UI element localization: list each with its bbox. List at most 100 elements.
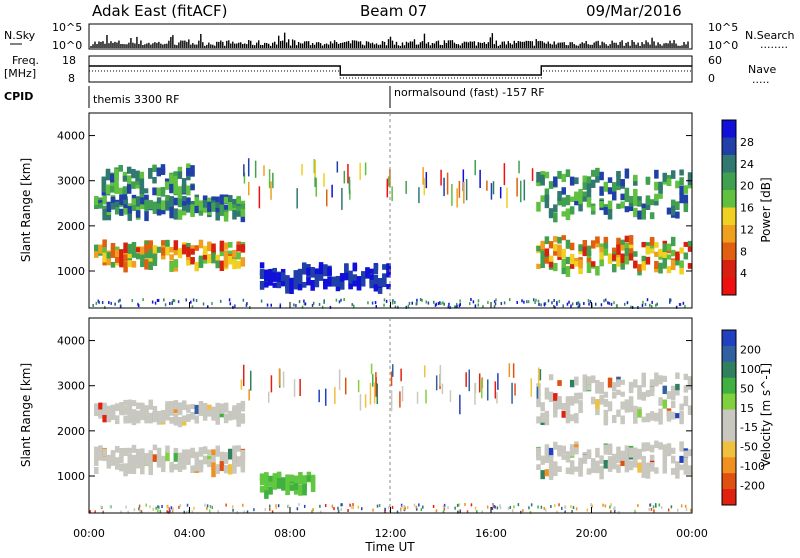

##########

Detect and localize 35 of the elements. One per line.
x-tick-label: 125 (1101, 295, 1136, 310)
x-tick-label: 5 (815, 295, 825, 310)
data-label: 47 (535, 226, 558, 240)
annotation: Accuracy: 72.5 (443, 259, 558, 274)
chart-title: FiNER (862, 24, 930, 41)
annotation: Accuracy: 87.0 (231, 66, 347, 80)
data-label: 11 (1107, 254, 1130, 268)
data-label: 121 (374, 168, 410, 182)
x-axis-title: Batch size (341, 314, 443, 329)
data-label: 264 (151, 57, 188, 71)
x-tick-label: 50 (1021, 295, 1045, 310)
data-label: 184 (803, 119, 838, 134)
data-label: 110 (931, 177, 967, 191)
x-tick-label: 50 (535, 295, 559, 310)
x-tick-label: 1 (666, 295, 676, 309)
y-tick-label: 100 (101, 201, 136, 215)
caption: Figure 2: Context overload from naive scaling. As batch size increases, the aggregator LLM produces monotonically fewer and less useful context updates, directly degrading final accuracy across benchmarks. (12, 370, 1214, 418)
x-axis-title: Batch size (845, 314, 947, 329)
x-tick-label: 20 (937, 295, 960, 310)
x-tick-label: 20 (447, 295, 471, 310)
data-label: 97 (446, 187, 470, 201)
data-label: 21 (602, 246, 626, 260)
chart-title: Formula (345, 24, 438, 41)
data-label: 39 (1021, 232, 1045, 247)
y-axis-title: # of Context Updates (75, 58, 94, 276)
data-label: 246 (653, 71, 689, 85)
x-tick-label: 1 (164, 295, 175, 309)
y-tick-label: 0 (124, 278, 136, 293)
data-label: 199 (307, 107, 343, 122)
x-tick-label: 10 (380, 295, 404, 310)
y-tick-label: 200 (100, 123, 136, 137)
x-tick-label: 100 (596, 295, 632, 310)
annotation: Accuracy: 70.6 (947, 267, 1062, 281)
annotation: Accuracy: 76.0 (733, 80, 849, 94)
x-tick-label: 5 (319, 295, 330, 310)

##########

DESCRIPTION OF THE TASK: Give the data from the line with "Detect and localize" to the line with "chart-title: FiNER (862, 24, 930, 41)" as a numbered list, leaving out any blank lines.

ANSWER TO THIS TASK:
1. Detect and localize 35 of the elements. One per line.
2. x-tick-label: 125 (1101, 295, 1136, 310)
3. x-tick-label: 5 (815, 295, 825, 310)
4. data-label: 47 (535, 226, 558, 240)
5. annotation: Accuracy: 72.5 (443, 259, 558, 274)
6. chart-title: FiNER (862, 24, 930, 41)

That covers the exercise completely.